**STATED GOAL:** Every line that holds the string "chevron" is to be identified and copied.
==================================================
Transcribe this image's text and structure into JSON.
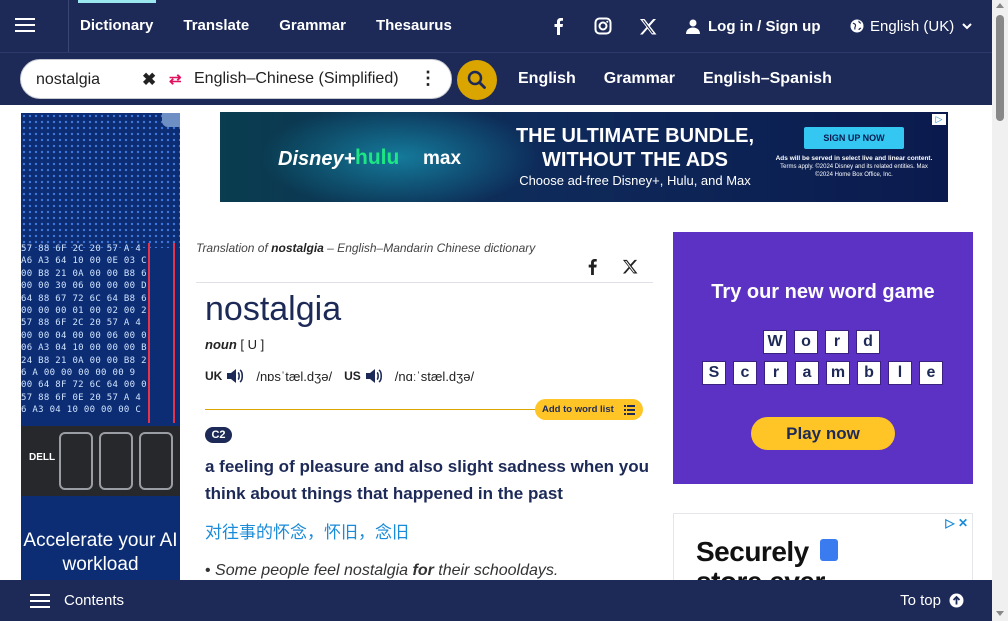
{
  "nav": {
    "links": [
      "Dictionary",
      "Translate",
      "Grammar",
      "Thesaurus"
    ],
    "active": "Dictionary",
    "social_icons": [
      "facebook-icon",
      "instagram-icon",
      "x-icon"
    ],
    "login_label": "Log in / Sign up",
    "language": "English (UK)"
  },
  "search": {
    "query": "nostalgia",
    "dictionary": "English–Chinese (Simplified)",
    "quick_links": [
      "English",
      "Grammar",
      "English–Spanish"
    ]
  },
  "entry": {
    "translation_of_prefix": "Translation of ",
    "translation_of_word": "nostalgia",
    "translation_of_suffix": " – English–Mandarin Chinese dictionary",
    "headword": "nostalgia",
    "pos": "noun",
    "grammar_code": "[ U ]",
    "uk_label": "UK",
    "uk_ipa": "/nɒsˈtæl.dʒə/",
    "us_label": "US",
    "us_ipa": "/nɑːˈstæl.dʒə/",
    "word_list_label": "Add to word list",
    "level": "C2",
    "definition": "a feeling of pleasure and also slight sadness when you think about things that happened in the past",
    "translation": "对往事的怀念，怀旧，念旧",
    "example_pre": "Some people feel nostalgia ",
    "example_bold": "for",
    "example_post": " their schooldays."
  },
  "ads": {
    "top": {
      "brand1": "Disney+",
      "brand2": "hulu",
      "brand3": "max",
      "headline": "THE ULTIMATE BUNDLE, WITHOUT THE ADS",
      "sub": "Choose ad-free Disney+, Hulu, and Max",
      "cta": "SIGN UP NOW",
      "fine1": "Ads will be served in select live and linear content.",
      "fine2": "Terms apply. ©2024 Disney and its related entities. Max ©2024 Home Box Office, Inc."
    },
    "left": {
      "logo": "DELL",
      "tagline": "Accelerate your AI workload"
    },
    "game": {
      "title": "Try our new word game",
      "word1": [
        "W",
        "o",
        "r",
        "d"
      ],
      "word2": [
        "S",
        "c",
        "r",
        "a",
        "m",
        "b",
        "l",
        "e"
      ],
      "button": "Play now"
    },
    "secure": {
      "line1": "Securely",
      "line2": "store ever"
    }
  },
  "bottom": {
    "contents_label": "Contents",
    "to_top_label": "To top"
  }
}
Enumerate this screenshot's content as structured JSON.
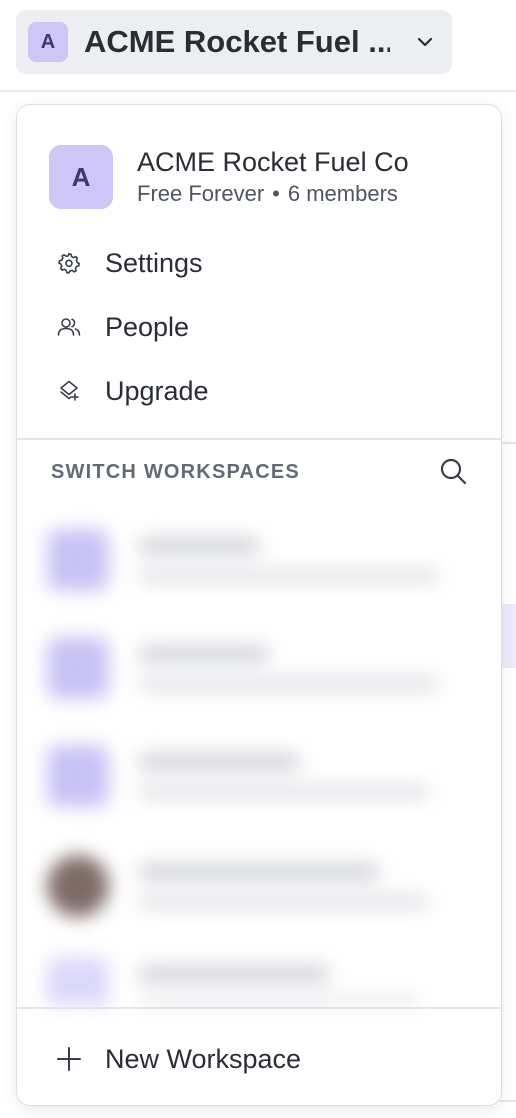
{
  "switcher": {
    "avatar_letter": "A",
    "name": "ACME Rocket Fuel ...",
    "chevron_icon": "chevron-down-icon"
  },
  "dropdown": {
    "avatar_letter": "A",
    "avatar_color": "#cdc6f7",
    "workspace_name": "ACME Rocket Fuel Co",
    "plan": "Free Forever",
    "separator": "•",
    "members": "6 members",
    "menu": [
      {
        "label": "Settings",
        "icon": "gear-icon"
      },
      {
        "label": "People",
        "icon": "people-icon"
      },
      {
        "label": "Upgrade",
        "icon": "upgrade-icon"
      }
    ],
    "switch_title": "SWITCH WORKSPACES",
    "search_icon": "search-icon",
    "workspaces_blurred": [
      {
        "avatar_color": "#c9c3f5"
      },
      {
        "avatar_color": "#c9c3f5"
      },
      {
        "avatar_color": "#c9c3f5"
      },
      {
        "avatar_color": "#7e6b66"
      },
      {
        "avatar_color": "#dcd8fa"
      }
    ],
    "new_workspace": {
      "label": "New Workspace",
      "icon": "plus-icon"
    }
  }
}
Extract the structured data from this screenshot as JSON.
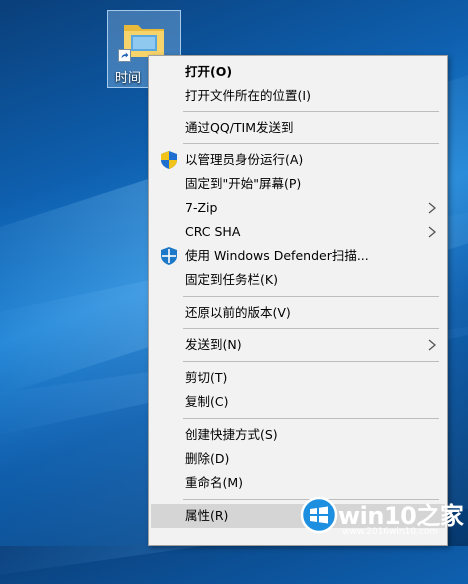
{
  "desktop": {
    "icon_label": "时间"
  },
  "menu": {
    "items": [
      {
        "label": "打开(O)"
      },
      {
        "label": "打开文件所在的位置(I)"
      },
      {
        "label": "通过QQ/TIM发送到"
      },
      {
        "label": "以管理员身份运行(A)"
      },
      {
        "label": "固定到\"开始\"屏幕(P)"
      },
      {
        "label": "7-Zip"
      },
      {
        "label": "CRC SHA"
      },
      {
        "label": "使用 Windows Defender扫描..."
      },
      {
        "label": "固定到任务栏(K)"
      },
      {
        "label": "还原以前的版本(V)"
      },
      {
        "label": "发送到(N)"
      },
      {
        "label": "剪切(T)"
      },
      {
        "label": "复制(C)"
      },
      {
        "label": "创建快捷方式(S)"
      },
      {
        "label": "删除(D)"
      },
      {
        "label": "重命名(M)"
      },
      {
        "label": "属性(R)"
      }
    ]
  },
  "watermark": {
    "title": "win10之家",
    "url": "www.2016win10.com"
  },
  "colors": {
    "menu_bg": "#f2f2f2",
    "hover_bg": "#d5d5d5",
    "separator": "#bdbdbd",
    "shield_blue": "#1f6fd0",
    "shield_yellow": "#f2c319",
    "defender_blue": "#1e78c8"
  },
  "icons": [
    "folder-icon",
    "shortcut-arrow-icon",
    "uac-shield-icon",
    "windows-defender-icon",
    "chevron-right-icon",
    "win10-logo-icon"
  ]
}
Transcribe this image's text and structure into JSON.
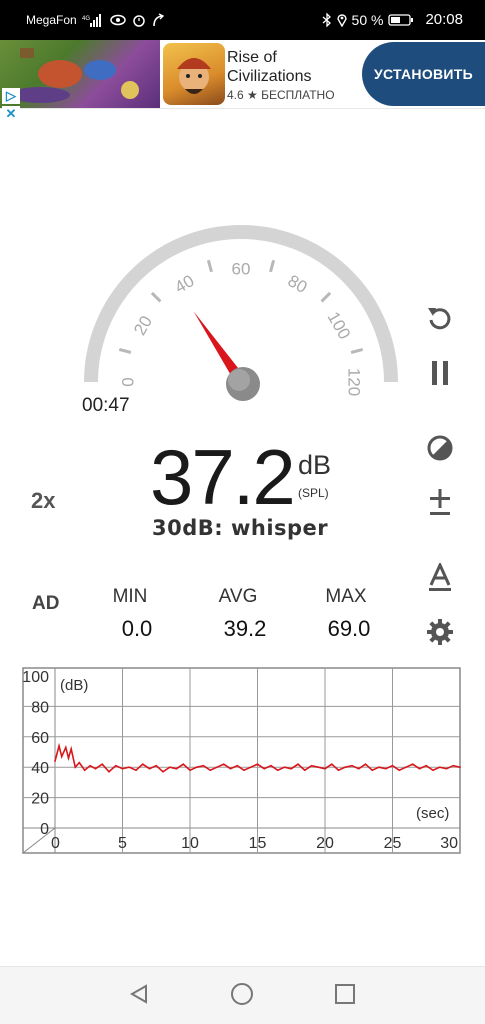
{
  "status_bar": {
    "carrier": "MegaFon",
    "battery": "50 %",
    "time": "20:08"
  },
  "ad": {
    "title": "Rise of Civilizations",
    "rating": "4.6 ★ БЕСПЛАТНО",
    "install_label": "УСТАНОВИТЬ",
    "info_badge": "▷",
    "close_badge": "✕"
  },
  "gauge": {
    "ticks": [
      "0",
      "20",
      "40",
      "60",
      "80",
      "100",
      "120"
    ],
    "needle_value": 37.2,
    "max": 120
  },
  "timer": "00:47",
  "reading": {
    "value": "37.2",
    "unit": "dB",
    "unit_sub": "(SPL)",
    "description": "30dB: whisper"
  },
  "speed_label": "2x",
  "ad_label": "AD",
  "stats": {
    "min_label": "MIN",
    "min_value": "0.0",
    "avg_label": "AVG",
    "avg_value": "39.2",
    "max_label": "MAX",
    "max_value": "69.0"
  },
  "graph": {
    "y_ticks": [
      "0",
      "20",
      "40",
      "60",
      "80",
      "100"
    ],
    "x_ticks": [
      "0",
      "5",
      "10",
      "15",
      "20",
      "25",
      "30"
    ],
    "y_unit": "(dB)",
    "x_unit": "(sec)"
  },
  "chart_data": {
    "type": "line",
    "xlabel": "(sec)",
    "ylabel": "(dB)",
    "xlim": [
      0,
      30
    ],
    "ylim": [
      0,
      100
    ],
    "series": [
      {
        "color": "#d9161b",
        "x": [
          0,
          0.3,
          0.5,
          0.8,
          1.0,
          1.2,
          1.5,
          1.8,
          2.2,
          2.6,
          3,
          3.5,
          4,
          4.5,
          5,
          5.5,
          6,
          6.5,
          7,
          7.5,
          8,
          8.5,
          9,
          9.5,
          10,
          10.5,
          11,
          11.5,
          12,
          12.5,
          13,
          13.5,
          14,
          14.5,
          15,
          15.5,
          16,
          16.5,
          17,
          17.5,
          18,
          18.5,
          19,
          19.5,
          20,
          20.5,
          21,
          21.5,
          22,
          22.5,
          23,
          23.5,
          24,
          24.5,
          25,
          25.5,
          26,
          26.5,
          27,
          27.5,
          28,
          28.5,
          29,
          29.5,
          30
        ],
        "y": [
          44,
          54,
          47,
          53,
          46,
          52,
          40,
          43,
          38,
          41,
          39,
          42,
          37,
          41,
          39,
          40,
          38,
          42,
          39,
          41,
          37,
          40,
          39,
          42,
          38,
          40,
          41,
          38,
          40,
          42,
          39,
          41,
          38,
          40,
          42,
          39,
          41,
          38,
          40,
          39,
          42,
          38,
          41,
          40,
          39,
          42,
          38,
          40,
          41,
          39,
          42,
          38,
          40,
          39,
          41,
          38,
          40,
          42,
          39,
          41,
          38,
          40,
          39,
          41,
          40
        ]
      }
    ]
  }
}
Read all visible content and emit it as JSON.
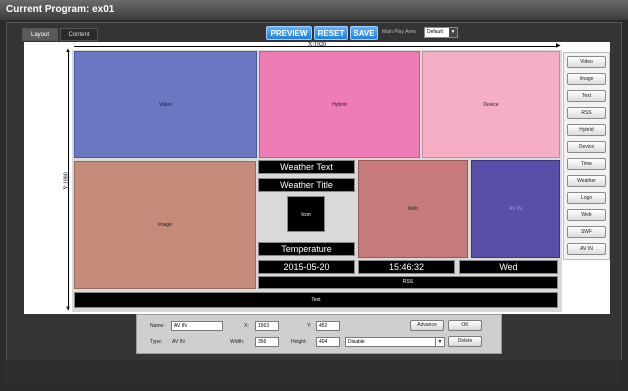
{
  "window": {
    "title": "Current Program: ex01"
  },
  "tabs": [
    {
      "label": "Layout",
      "active": true
    },
    {
      "label": "Content",
      "active": false
    }
  ],
  "toolbar": {
    "preview_label": "PREVIEW",
    "reset_label": "RESET",
    "save_label": "SAVE",
    "main_play_area_label": "Main Play Area",
    "main_play_area_value": "Default"
  },
  "canvas": {
    "x_dimension": "X:1920",
    "y_dimension": "Y:1080"
  },
  "regions": {
    "video": "Video",
    "hybrid": "Hybrid",
    "device": "Device",
    "image": "Image",
    "web": "Web",
    "avin": "AV IN",
    "weather_text": "Weather Text",
    "weather_title": "Weather Title",
    "icon": "Icon",
    "temperature": "Temperature",
    "date": "2015-05-20",
    "time": "15:46:32",
    "day": "Wed",
    "rss": "RSS",
    "text": "Text"
  },
  "palette": {
    "items": [
      "Video",
      "Image",
      "Text",
      "RSS",
      "Hybrid",
      "Device",
      "Time",
      "Weather",
      "Logo",
      "Web",
      "SWF",
      "AV IN"
    ]
  },
  "properties": {
    "name_label": "Name:",
    "name_value": "AV IN",
    "type_label": "Type:",
    "type_value": "AV IN",
    "x_label": "X:",
    "x_value": "1563",
    "y_label": "Y:",
    "y_value": "452",
    "width_label": "Width:",
    "width_value": "356",
    "height_label": "Height:",
    "height_value": "404",
    "state_value": "Disable",
    "advance_label": "Advance",
    "ok_label": "OK",
    "delete_label": "Delete"
  },
  "colors": {
    "accent": "#2a8cf0",
    "video": "#6b77c2",
    "hybrid": "#f07cb5",
    "device": "#f5aec3",
    "image": "#c48a7a",
    "web": "#c77a7a",
    "avin": "#5a4fa8"
  }
}
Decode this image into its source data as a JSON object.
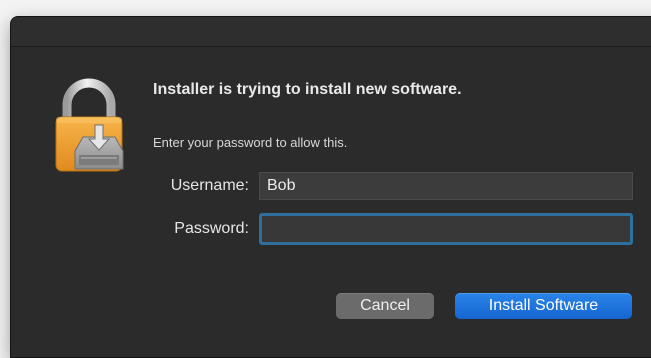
==================================================
**TASK RESULT:**
    "chevron_icon": "chevron-down-icon"
    "chevron-right-icon",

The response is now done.